◆ The exercise: Reproduce the listing exactly, with no pictures in your copy.

Records from a collection:
Begin
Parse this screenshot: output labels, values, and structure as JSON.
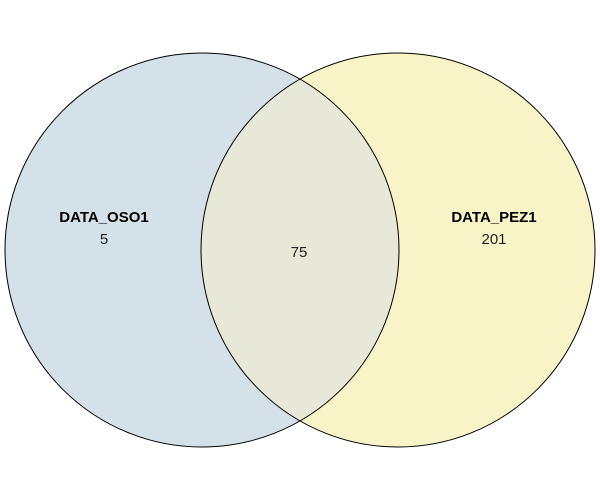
{
  "venn": {
    "sets": [
      {
        "name": "DATA_OSO1",
        "only_count": "5",
        "color": "#d5e1e9"
      },
      {
        "name": "DATA_PEZ1",
        "only_count": "201",
        "color": "#f9f3c8"
      }
    ],
    "intersection": {
      "count": "75",
      "color": "#e8e8d8"
    },
    "outline_color": "#000000"
  }
}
End
◆ Full response:
Parse this screenshot: output labels, values, and structure as JSON.
{
  "venn": {
    "sets": [
      {
        "name": "DATA_OSO1",
        "only_count": "5",
        "color": "#d5e1e9"
      },
      {
        "name": "DATA_PEZ1",
        "only_count": "201",
        "color": "#f9f3c8"
      }
    ],
    "intersection": {
      "count": "75",
      "color": "#e8e8d8"
    },
    "outline_color": "#000000"
  }
}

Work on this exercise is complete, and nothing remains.